Dataset entries:
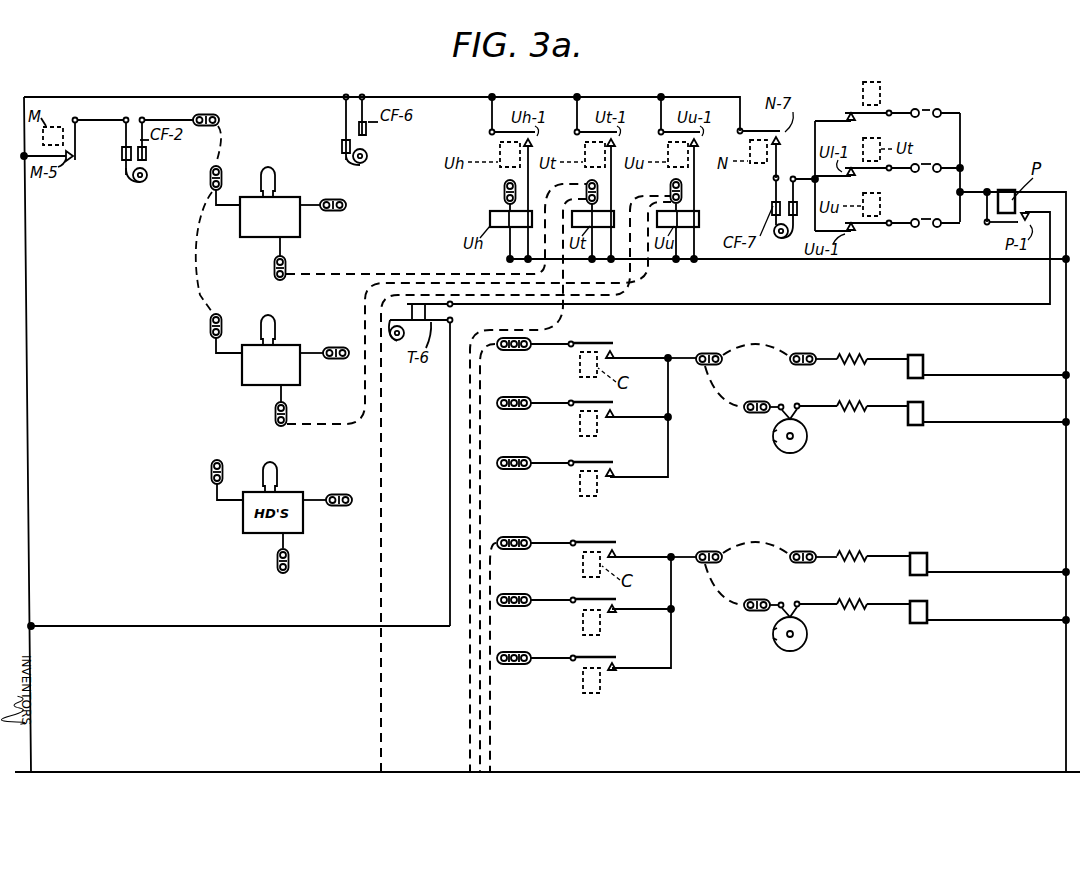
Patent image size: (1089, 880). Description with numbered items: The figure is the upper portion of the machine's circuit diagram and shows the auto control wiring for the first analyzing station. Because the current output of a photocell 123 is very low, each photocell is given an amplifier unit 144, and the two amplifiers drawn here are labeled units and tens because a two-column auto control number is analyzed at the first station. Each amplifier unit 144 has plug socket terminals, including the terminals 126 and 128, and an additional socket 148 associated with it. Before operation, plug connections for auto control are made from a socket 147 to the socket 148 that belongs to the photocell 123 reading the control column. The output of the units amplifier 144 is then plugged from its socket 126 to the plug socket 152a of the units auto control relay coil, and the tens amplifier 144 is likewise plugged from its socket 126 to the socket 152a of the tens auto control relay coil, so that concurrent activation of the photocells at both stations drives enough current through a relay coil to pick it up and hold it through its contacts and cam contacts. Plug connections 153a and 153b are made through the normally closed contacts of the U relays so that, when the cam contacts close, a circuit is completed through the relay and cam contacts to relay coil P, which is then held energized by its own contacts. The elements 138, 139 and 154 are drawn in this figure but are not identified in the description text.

The photocell 123 is at (275, 182).
The plug socket terminal 126 is at (274, 274).
The plug socket terminal 128 is at (339, 204).
The lamp 138 is at (924, 368).
The lamp 139 is at (924, 415).
The amplifier unit 144 is at (240, 232).
The socket 147 is at (218, 120).
The socket 148 is at (208, 180).
The plug socket of relay coil 152a is at (599, 190).
The plug connection 153a is at (930, 218).
The plug connection 153b is at (928, 162).
The contact 154 is at (514, 350).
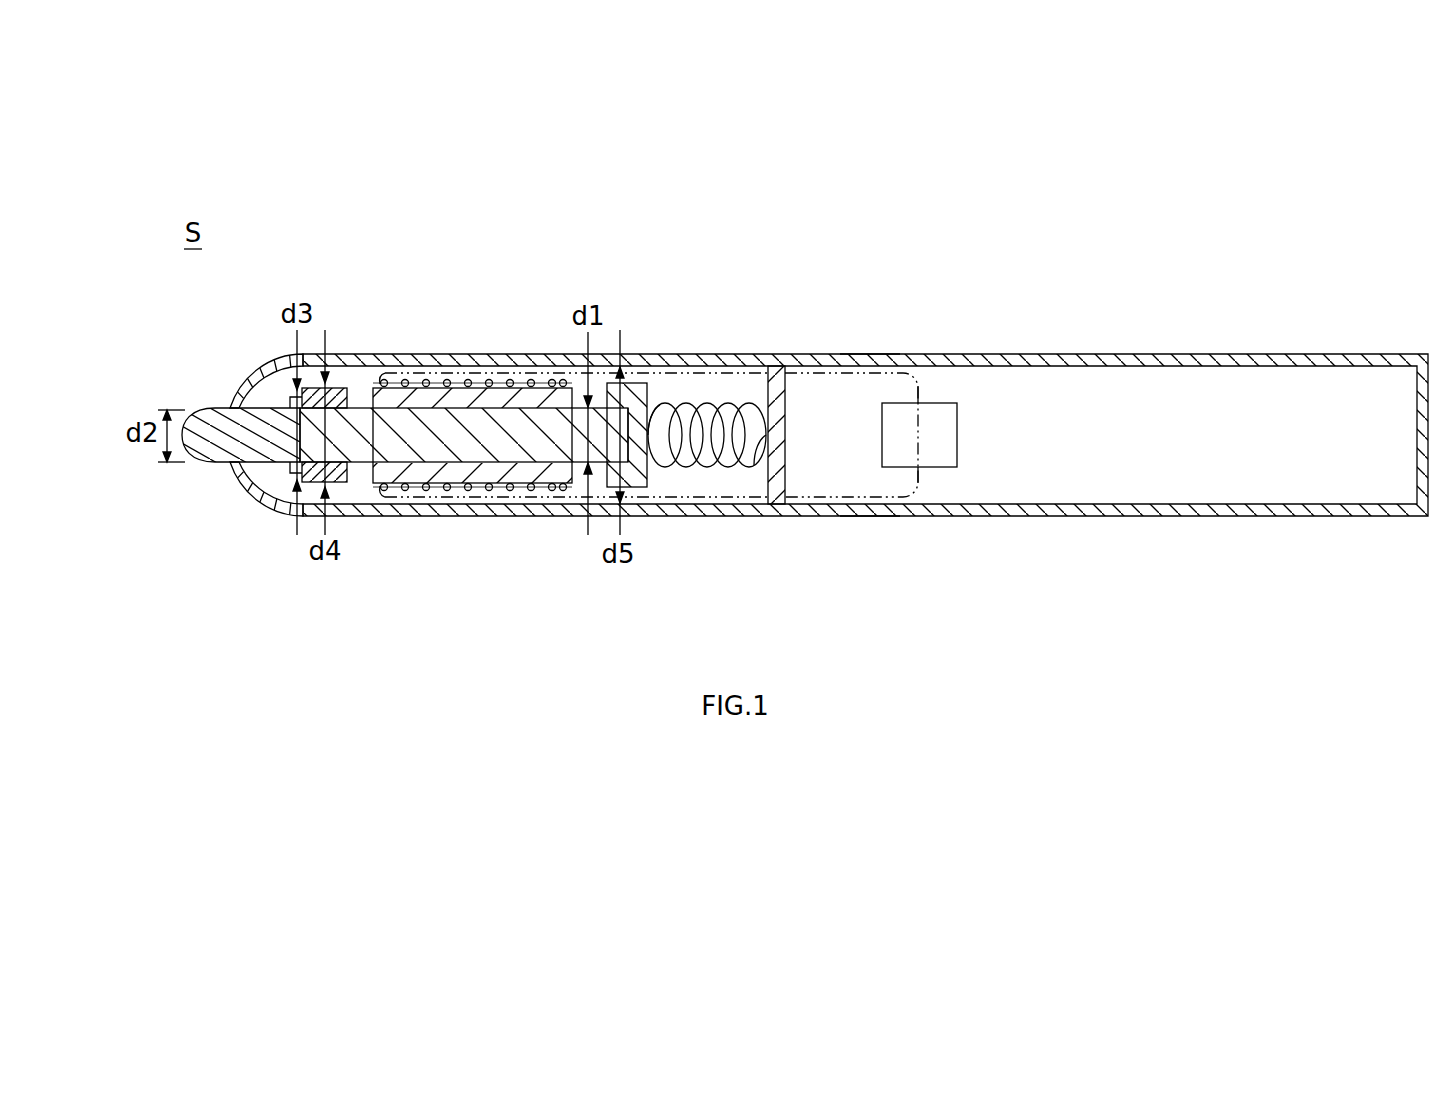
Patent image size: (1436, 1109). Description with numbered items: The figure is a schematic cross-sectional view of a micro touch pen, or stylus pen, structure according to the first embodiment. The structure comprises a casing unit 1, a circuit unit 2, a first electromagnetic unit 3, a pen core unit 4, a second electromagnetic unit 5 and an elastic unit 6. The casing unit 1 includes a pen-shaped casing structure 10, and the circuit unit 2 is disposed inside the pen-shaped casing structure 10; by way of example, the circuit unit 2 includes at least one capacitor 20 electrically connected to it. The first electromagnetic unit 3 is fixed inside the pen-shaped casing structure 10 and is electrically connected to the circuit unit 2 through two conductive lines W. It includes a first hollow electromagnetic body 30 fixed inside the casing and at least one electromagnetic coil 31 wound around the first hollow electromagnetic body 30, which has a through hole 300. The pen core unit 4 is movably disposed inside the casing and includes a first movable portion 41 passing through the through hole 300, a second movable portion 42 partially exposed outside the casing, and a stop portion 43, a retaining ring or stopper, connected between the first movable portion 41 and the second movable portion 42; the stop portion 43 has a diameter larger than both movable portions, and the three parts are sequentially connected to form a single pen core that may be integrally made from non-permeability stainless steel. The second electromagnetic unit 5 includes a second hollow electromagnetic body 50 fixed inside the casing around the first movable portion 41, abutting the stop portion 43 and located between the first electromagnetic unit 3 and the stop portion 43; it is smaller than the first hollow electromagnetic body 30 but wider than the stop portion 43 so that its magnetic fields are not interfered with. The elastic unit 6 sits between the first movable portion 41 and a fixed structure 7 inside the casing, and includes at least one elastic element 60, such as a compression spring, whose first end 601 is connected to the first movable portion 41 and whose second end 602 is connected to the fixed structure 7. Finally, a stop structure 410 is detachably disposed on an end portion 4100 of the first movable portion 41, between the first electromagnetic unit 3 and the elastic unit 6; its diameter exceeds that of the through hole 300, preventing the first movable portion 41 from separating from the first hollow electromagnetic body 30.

The casing unit 1 is at (1228, 272).
The pen-shaped casing structure 10 is at (1212, 362).
The circuit unit 2 is at (727, 435).
The capacitor 20 is at (1010, 433).
The first electromagnetic unit 3 is at (472, 280).
The first hollow electromagnetic body 30 is at (465, 393).
The electromagnetic coil 31 is at (517, 388).
The through hole 300 is at (396, 381).
The pen core unit 4 is at (188, 590).
The first movable portion 41 is at (285, 452).
The second movable portion 42 is at (253, 437).
The stop portion 43 is at (296, 474).
The stop structure 410 is at (641, 395).
The end portion 4100 is at (613, 442).
The second electromagnetic unit 5 is at (340, 280).
The second hollow electromagnetic body 50 is at (336, 388).
The elastic unit 6 is at (720, 280).
The elastic element 60 is at (700, 404).
The first end 601 is at (652, 446).
The second end 602 is at (765, 446).
The fixed structure 7 is at (789, 391).
The conductive lines W is at (872, 366).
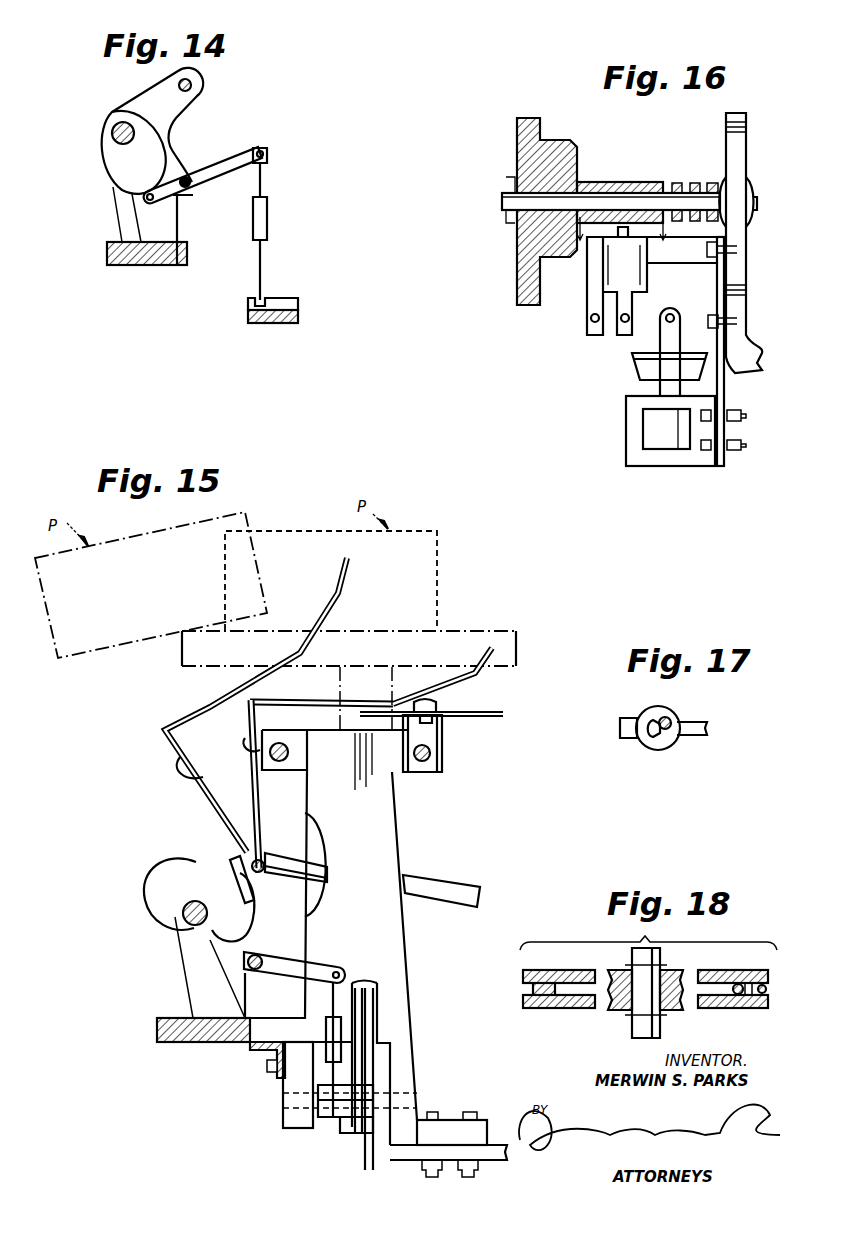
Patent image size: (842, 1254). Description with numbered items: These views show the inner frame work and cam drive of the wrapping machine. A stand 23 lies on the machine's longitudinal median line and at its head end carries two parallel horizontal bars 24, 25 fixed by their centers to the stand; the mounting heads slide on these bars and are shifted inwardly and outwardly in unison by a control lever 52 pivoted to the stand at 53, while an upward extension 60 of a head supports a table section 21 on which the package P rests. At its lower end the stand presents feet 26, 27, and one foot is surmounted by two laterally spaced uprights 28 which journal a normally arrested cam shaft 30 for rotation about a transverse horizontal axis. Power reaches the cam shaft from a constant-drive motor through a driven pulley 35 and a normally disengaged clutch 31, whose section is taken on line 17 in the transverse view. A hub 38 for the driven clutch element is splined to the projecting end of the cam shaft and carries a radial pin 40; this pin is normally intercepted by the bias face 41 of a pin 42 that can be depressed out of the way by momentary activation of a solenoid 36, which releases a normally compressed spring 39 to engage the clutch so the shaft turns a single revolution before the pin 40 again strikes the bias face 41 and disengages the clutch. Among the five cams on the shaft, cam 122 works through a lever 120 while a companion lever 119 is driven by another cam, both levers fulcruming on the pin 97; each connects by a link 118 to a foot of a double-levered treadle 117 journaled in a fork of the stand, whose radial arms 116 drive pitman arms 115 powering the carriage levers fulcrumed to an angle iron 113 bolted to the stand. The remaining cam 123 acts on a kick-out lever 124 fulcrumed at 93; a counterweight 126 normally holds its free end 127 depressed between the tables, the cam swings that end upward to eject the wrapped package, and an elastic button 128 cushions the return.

In FIG. 16, the section line 17— 17 is at (634, 229).
In FIG. 15, the table section 21 is at (517, 638).
In FIG. 15, the stand 23 is at (388, 832).
In FIG. 15, the horizontal bar 24 is at (431, 753).
In FIG. 15, the horizontal bar 25 is at (281, 743).
In FIG. 15, the foot 26 is at (454, 1124).
In FIG. 14, the foot 27 is at (129, 265).
In FIG. 15, the foot 27 is at (170, 1043).
In FIG. 14, the upright 28 is at (168, 116).
In FIG. 16, the upright 28 is at (748, 146).
In FIG. 15, the upright 28 is at (197, 987).
In FIG. 14, the cam shaft 30 is at (111, 135).
In FIG. 16, the cam shaft 30 is at (759, 203).
In FIG. 15, the cam shaft 30 is at (183, 925).
In FIG. 16, the clutch 31 is at (585, 140).
In FIG. 16, the driven pulley 35 is at (519, 152).
In FIG. 16, the solenoid 36 is at (667, 452).
In FIG. 16, the hub 38 is at (616, 182).
In FIG. 16, the spring 39 is at (698, 183).
In FIG. 16, the radial pin 40 is at (629, 239).
In FIG. 17, the radial pin 40 is at (670, 717).
In FIG. 17, the bias face 41 is at (665, 740).
In FIG. 16, the pin 42 is at (636, 233).
In FIG. 17, the pin 42 is at (653, 738).
In FIG. 15, the control lever 52 is at (500, 711).
In FIG. 15, the pivot 53 is at (437, 705).
In FIG. 15, the upward extension 60 is at (340, 685).
In FIG. 14, the pivot 93 is at (192, 84).
In FIG. 15, the pivot 93 is at (263, 873).
In FIG. 14, the pin 97 is at (188, 188).
In FIG. 15, the pin 97 is at (260, 979).
In FIG. 18, the pin 97 is at (643, 1025).
In FIG. 15, the angle iron 113 is at (278, 1078).
In FIG. 15, the pitman arm 115 is at (356, 1047).
In FIG. 15, the arm 116 is at (369, 1065).
In FIG. 14, the double-levered treadle 117 is at (288, 298).
In FIG. 15, the double-levered treadle 117 is at (350, 1125).
In FIG. 14, the link 118 is at (266, 181).
In FIG. 15, the link 118 is at (330, 1002).
In FIG. 18, the link 118 is at (768, 990).
In FIG. 15, the cam-operated lever 119 is at (312, 963).
In FIG. 18, the cam-operated lever 119 is at (717, 972).
In FIG. 14, the cam-operated lever 120 is at (221, 164).
In FIG. 14, the cam 122 is at (115, 170).
In FIG. 15, the cam 123 is at (180, 865).
In FIG. 15, the kick-out lever 124 is at (200, 712).
In FIG. 15, the counterweight 126 is at (457, 886).
In FIG. 15, the free end 127 is at (442, 673).
In FIG. 15, the elastic button 128 is at (258, 745).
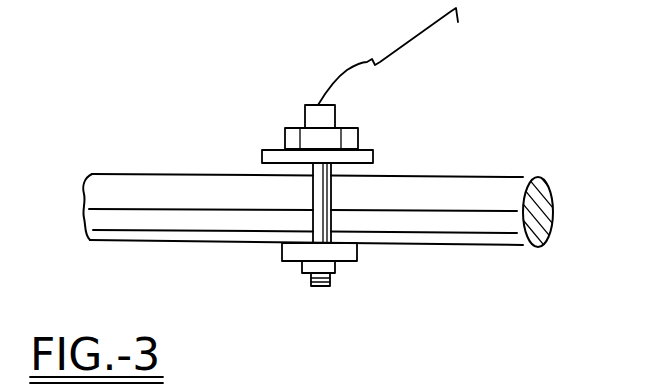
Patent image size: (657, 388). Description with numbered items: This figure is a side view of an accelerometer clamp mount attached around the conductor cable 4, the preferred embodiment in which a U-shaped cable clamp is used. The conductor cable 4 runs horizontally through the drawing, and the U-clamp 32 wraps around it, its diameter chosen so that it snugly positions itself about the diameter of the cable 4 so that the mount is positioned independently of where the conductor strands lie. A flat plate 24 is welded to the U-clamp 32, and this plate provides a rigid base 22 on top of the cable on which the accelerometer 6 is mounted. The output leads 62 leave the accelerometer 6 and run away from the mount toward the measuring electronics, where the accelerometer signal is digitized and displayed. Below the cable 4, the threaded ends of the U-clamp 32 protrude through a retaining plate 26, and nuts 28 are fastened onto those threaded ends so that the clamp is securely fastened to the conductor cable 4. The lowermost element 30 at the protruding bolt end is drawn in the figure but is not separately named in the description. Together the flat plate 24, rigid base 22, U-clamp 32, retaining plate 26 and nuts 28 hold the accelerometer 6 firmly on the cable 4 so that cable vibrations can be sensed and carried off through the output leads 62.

The conductor cable 4 is at (514, 177).
The accelerometer 6 is at (305, 113).
The rigid base 22 is at (285, 140).
The flat plate 24 is at (262, 154).
The retaining plate 26 is at (357, 255).
The nuts 28 is at (302, 266).
The bolt end 30 is at (330, 282).
The U-clamp 32 is at (330, 197).
The output leads 62 is at (347, 70).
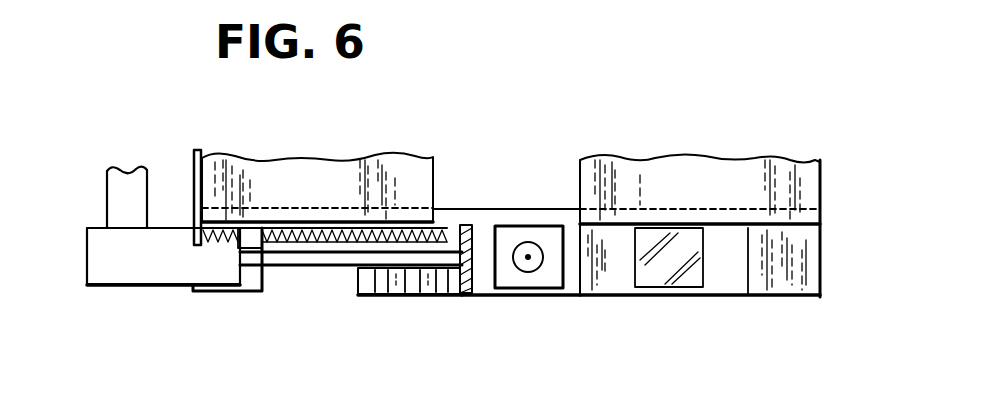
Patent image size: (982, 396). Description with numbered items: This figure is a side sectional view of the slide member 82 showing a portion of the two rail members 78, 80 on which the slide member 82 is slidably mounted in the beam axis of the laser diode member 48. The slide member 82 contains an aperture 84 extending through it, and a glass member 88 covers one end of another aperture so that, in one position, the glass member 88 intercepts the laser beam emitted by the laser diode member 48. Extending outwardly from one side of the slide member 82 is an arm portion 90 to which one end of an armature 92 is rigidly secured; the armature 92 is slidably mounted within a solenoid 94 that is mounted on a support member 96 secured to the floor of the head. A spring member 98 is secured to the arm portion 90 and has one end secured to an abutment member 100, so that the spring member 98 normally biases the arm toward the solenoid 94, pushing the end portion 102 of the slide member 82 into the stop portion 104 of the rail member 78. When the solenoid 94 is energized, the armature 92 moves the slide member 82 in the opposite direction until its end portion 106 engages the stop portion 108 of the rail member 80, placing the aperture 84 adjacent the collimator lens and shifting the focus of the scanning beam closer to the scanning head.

The laser diode member 48 is at (540, 270).
The rail member 78 is at (407, 167).
The rail member 80 is at (803, 162).
The slide member 82 is at (613, 297).
The aperture 84 is at (558, 243).
The glass member 88 is at (687, 240).
The arm portion 90 is at (473, 272).
The armature 92 is at (327, 268).
The solenoid 94 is at (105, 287).
The support member 96 is at (117, 190).
The spring member 98 is at (327, 222).
The abutment member 100 is at (197, 150).
The end portion 102 is at (380, 280).
The stop portion 104 is at (252, 282).
The end portion 106 is at (725, 257).
The stop portion 108 is at (812, 247).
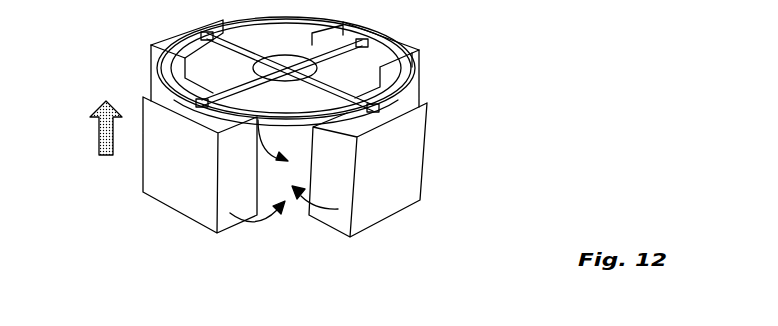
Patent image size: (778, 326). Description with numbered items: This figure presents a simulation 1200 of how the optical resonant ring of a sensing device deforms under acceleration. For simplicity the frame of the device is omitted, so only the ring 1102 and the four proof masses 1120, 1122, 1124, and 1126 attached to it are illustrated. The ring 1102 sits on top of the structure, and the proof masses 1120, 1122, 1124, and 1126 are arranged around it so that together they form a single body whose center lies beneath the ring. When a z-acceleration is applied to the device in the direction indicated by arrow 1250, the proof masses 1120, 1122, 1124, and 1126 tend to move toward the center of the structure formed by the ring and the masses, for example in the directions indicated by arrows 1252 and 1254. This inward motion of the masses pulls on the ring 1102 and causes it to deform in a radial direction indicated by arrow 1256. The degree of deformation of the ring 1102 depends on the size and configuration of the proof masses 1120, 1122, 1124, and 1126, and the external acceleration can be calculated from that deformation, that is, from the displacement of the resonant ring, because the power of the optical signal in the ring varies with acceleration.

REQUIREMENTS:
Lay out the stretch from the line that contains "Patent image size: (657, 388)." through the line that contains "The output leads 62 is at (347, 70)." as a Markdown table with the columns Row and Line, giving each nonblank line its own numbered row.

COMPLETE ANSWER:
| Row | Line |
|---|---|
| 1 | Patent image size: (657, 388). Description with numbered items: This figure is a side view of an accelerometer clamp mount attached around the conductor cable 4, the preferred embodiment in which a U-shaped cable clamp is used. The conductor cable 4 runs horizontally through the drawing, and the U-clamp 32 wraps around it, its diameter chosen so that it snugly positions itself about the diameter of the cable 4 so that the mount is positioned independently of where the conductor strands lie. A flat plate 24 is welded to the U-clamp 32, and this plate provides a rigid base 22 on top of the cable on which the accelerometer 6 is mounted. The output leads 62 leave the accelerometer 6 and run away from the mount toward the measuring electronics, where the accelerometer signal is digitized and displayed. Below the cable 4, the threaded ends of the U-clamp 32 protrude through a retaining plate 26, and nuts 28 are fastened onto those threaded ends so that the clamp is securely fastened to the conductor cable 4. The lowermost element 30 at the protruding bolt end is drawn in the figure but is not separately named in the description. Together the flat plate 24, rigid base 22, U-clamp 32, retaining plate 26 and nuts 28 hold the accelerometer 6 firmly on the cable 4 so that cable vibrations can be sensed and carried off through the output leads 62. |
| 2 | The conductor cable 4 is at (514, 177). |
| 3 | The accelerometer 6 is at (305, 113). |
| 4 | The rigid base 22 is at (285, 140). |
| 5 | The flat plate 24 is at (262, 154). |
| 6 | The retaining plate 26 is at (357, 255). |
| 7 | The nuts 28 is at (302, 266). |
| 8 | The bolt end 30 is at (330, 282). |
| 9 | The U-clamp 32 is at (330, 197). |
| 10 | The output leads 62 is at (347, 70). |